begin RECORDS

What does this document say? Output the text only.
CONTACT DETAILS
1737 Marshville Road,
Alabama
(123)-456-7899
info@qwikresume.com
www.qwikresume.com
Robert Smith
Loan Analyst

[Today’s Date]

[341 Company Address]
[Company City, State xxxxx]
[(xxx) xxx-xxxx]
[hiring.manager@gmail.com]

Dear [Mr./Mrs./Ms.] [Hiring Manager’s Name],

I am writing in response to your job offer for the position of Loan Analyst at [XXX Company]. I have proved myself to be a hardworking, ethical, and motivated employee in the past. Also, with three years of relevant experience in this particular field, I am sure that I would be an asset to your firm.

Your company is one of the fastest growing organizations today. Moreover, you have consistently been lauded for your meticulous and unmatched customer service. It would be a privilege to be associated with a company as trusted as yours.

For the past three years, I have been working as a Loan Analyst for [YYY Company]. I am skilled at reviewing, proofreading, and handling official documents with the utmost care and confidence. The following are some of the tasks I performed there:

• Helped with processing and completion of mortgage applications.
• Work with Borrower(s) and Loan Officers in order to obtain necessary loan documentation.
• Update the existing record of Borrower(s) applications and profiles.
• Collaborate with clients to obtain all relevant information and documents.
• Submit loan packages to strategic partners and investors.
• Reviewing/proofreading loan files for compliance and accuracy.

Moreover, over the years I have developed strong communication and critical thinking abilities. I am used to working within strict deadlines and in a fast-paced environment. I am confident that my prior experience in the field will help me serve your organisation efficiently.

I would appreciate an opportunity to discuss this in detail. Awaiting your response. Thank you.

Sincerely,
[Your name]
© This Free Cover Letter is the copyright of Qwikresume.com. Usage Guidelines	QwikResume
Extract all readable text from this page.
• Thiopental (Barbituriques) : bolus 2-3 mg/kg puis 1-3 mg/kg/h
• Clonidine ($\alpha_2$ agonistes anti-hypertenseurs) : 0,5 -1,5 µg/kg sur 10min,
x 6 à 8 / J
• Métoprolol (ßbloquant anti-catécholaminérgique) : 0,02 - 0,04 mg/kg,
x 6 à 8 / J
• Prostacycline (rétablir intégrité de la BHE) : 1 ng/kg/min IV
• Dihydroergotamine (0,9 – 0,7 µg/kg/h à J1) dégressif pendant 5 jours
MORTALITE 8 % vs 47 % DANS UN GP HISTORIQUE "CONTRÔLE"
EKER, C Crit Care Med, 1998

end RECORDS

■ AIM OF THE TASK
The lines to collect are those holding the string "relevant"; copy them all.

■ RESULT OF THIS TASK
I am writing in response to your job offer for the position of Loan Analyst at [XXX Company]. I have proved myself to be a hardworking, ethical, and motivated employee in the past. Also, with three years of relevant experience in this particular field, I am sure that I would be an asset to your firm.
• Collaborate with clients to obtain all relevant information and documents.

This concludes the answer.